Bayamón

Por Eduardo Lalo/Especial para CLARIDAD

Quizá desde hace muchos años Bayamón fue una equivocación de San Juan. El pueblo de extenso territorio, cercano y al oeste de la capital, estaba en el camino de su expansión. Era inevitable que las calles y edificaciones de ambas municipalidades se encontraran formando una continuidad de brea y cemento. El hecho definitivo debió ocurrir en la década del 60 del pasado siglo, y al igual que ocurrió con Carolina y Guaynabo, lo que una vez fueron ciudades modestas y separadas, pasaron a ser extensos sectores del desparramamiento urbano de lo que se ha llamado el Área Metropolitana de San Juan.

Sin embargo, aun si la frontera entre las ciudades no era ya perceptible visualmente, ésta se preservó en las mentes. San Juan era marítima y lineal; Bayamón olía a tierra y había sido construida como un laberinto. Desde hace mucho es común afirmar que es fácil perderse en el dédalo de las urbanizaciones y barrios del inabarcable Bayamón, mientras que, sea cierto o no, casi todos presumimos de conocer a San Juan como la palma de la mano.

* **Registros de datos**
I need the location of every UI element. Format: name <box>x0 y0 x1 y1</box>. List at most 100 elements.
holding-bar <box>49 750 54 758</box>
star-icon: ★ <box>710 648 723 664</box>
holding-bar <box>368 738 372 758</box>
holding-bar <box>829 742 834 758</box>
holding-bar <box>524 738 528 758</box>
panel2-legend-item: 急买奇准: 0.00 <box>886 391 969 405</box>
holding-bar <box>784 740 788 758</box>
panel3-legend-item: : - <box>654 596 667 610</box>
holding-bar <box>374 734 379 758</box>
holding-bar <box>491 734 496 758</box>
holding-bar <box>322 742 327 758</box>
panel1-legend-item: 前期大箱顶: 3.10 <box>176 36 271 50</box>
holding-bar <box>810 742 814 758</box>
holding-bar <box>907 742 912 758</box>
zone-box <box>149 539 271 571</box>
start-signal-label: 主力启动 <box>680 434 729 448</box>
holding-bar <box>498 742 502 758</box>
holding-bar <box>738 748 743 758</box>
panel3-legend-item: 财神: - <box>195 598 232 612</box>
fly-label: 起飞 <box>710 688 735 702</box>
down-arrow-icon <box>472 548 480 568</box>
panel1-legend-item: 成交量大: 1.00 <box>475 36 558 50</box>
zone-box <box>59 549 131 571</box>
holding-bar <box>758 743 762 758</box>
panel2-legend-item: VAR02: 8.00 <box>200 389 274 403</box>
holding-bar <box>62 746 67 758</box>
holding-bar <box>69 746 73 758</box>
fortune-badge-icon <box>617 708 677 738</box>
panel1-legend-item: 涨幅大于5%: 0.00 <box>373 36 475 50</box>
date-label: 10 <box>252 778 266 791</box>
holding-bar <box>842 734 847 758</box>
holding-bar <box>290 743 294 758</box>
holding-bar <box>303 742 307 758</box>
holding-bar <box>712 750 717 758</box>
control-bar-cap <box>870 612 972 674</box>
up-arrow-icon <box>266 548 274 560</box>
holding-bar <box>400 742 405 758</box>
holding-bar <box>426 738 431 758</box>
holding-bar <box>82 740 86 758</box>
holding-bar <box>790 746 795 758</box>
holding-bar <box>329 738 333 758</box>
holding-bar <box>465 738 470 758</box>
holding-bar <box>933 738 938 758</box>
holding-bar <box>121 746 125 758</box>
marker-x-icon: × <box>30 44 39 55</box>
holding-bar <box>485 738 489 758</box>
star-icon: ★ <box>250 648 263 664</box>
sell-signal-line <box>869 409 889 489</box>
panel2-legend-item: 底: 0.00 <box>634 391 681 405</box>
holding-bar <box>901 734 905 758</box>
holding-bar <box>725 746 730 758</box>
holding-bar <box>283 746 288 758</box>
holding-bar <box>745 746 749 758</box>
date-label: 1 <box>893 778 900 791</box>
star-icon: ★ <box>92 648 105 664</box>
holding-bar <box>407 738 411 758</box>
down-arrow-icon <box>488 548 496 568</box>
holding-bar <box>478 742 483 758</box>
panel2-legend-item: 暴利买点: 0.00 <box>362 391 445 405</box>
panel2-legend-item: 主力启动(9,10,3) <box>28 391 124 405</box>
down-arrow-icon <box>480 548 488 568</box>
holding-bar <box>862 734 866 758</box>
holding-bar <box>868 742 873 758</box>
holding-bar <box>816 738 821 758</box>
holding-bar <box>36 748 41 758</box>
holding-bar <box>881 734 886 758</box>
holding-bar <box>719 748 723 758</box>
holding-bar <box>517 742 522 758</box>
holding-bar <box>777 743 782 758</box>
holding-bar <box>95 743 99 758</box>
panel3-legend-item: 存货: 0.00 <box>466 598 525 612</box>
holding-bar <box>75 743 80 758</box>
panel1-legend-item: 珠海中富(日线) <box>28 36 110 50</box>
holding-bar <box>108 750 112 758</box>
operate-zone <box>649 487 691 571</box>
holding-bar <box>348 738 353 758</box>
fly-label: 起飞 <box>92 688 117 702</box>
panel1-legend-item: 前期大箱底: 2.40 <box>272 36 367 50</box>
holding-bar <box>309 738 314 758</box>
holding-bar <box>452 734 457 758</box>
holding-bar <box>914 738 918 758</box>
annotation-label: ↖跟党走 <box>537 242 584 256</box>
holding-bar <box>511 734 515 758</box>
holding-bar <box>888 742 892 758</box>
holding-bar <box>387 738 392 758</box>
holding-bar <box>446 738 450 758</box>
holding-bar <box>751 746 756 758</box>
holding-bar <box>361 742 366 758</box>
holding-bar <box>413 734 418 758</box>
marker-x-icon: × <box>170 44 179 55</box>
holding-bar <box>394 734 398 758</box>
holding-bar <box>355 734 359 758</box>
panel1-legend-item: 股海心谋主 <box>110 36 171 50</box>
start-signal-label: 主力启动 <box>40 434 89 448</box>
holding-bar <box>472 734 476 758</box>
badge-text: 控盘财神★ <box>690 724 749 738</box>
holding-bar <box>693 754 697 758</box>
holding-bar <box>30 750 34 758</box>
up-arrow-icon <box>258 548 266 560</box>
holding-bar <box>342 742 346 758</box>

* **Lista de tareas**
**A)** Presenta como tabla Markdown los registros, empezando por el primero y terminando en la línea que contiene "date-label: 10 <box>252 778 266 791</box>", ambas incluidas, con las columnas Nº y Línea, y omite las líneas en blanco.
**B)** Sigue escribiendo el texto sobre Bayamón a partir de su última oración.
El texto y los registros proceden de fuentes distintas.

* **Resultados del ejercicio**
**A)**
| Nº | Línea |
|---|---|
| 1 | I need the location of every UI element. Format: name <box>x0 y0 x1 y1</box>. List at most 100 elements. |
| 2 | holding-bar <box>49 750 54 758</box> |
| 3 | star-icon: ★ <box>710 648 723 664</box> |
| 4 | holding-bar <box>368 738 372 758</box> |
| 5 | holding-bar <box>829 742 834 758</box> |
| 6 | holding-bar <box>524 738 528 758</box> |
| 7 | panel2-legend-item: 急买奇准: 0.00 <box>886 391 969 405</box> |
| 8 | holding-bar <box>784 740 788 758</box> |
| 9 | panel3-legend-item: : - <box>654 596 667 610</box> |
| 10 | holding-bar <box>374 734 379 758</box> |
| 11 | holding-bar <box>491 734 496 758</box> |
| 12 | holding-bar <box>322 742 327 758</box> |
| 13 | panel1-legend-item: 前期大箱顶: 3.10 <box>176 36 271 50</box> |
| 14 | holding-bar <box>810 742 814 758</box> |
| 15 | holding-bar <box>907 742 912 758</box> |
| 16 | zone-box <box>149 539 271 571</box> |
| 17 | start-signal-label: 主力启动 <box>680 434 729 448</box> |
| 18 | holding-bar <box>498 742 502 758</box> |
| 19 | holding-bar <box>738 748 743 758</box> |
| 20 | panel3-legend-item: 财神: - <box>195 598 232 612</box> |
| 21 | fly-label: 起飞 <box>710 688 735 702</box> |
| 22 | down-arrow-icon <box>472 548 480 568</box> |
| 23 | panel1-legend-item: 成交量大: 1.00 <box>475 36 558 50</box> |
| 24 | zone-box <box>59 549 131 571</box> |
| 25 | holding-bar <box>758 743 762 758</box> |
| 26 | panel2-legend-item: VAR02: 8.00 <box>200 389 274 403</box> |
| 27 | holding-bar <box>62 746 67 758</box> |
| 28 | holding-bar <box>69 746 73 758</box> |
| 29 | fortune-badge-icon <box>617 708 677 738</box> |
| 30 | panel1-legend-item: 涨幅大于5%: 0.00 <box>373 36 475 50</box> |
| 31 | date-label: 10 <box>252 778 266 791</box> |

**B)**
Por toda una época, para los que no vivían allí, Bayamón se redujo a un tapón. El vasto pueblo quedaba determinado por una suerte de monumento negativo, que adquiría dimensiones colosales e irritantes en la mañana y al caer la tarde, y que apenas veía decaer su vigor a lo largo del día. Su identidad automotriz era irónica, pues Bayamón languidecía en las imaginaciones como un desplazamiento casi estático por un buen pedazo de la carretera número 2. La ciudad era y sigue siendo esa vía sobrecargada y atroz, desprovista de un solo árbol, condenada al tueste irredento del sol, diseñada para los neumáticos: un homenaje al tubo de escape de un motor de combustión interna, en un universo distópico en el que los peatones han sido exterminados.

En varios y prolongados periodos de mi vida he residido a un paso de Bayamón. Mis rutinas y obligaciones se encontraban en otras zonas del Área Metropolitana, pero Bayamón era tan desmesurado y próximo que siempre me cobijó su sombra. Una noche, en la adolescencia, descubrí que era como cualquier ciudad: tenía una plaza, calles con casas y negocios, iglesia. Su condición suburbial causada por San Juan me había hecho, como a tantos otros, ciego a estas circunstancias.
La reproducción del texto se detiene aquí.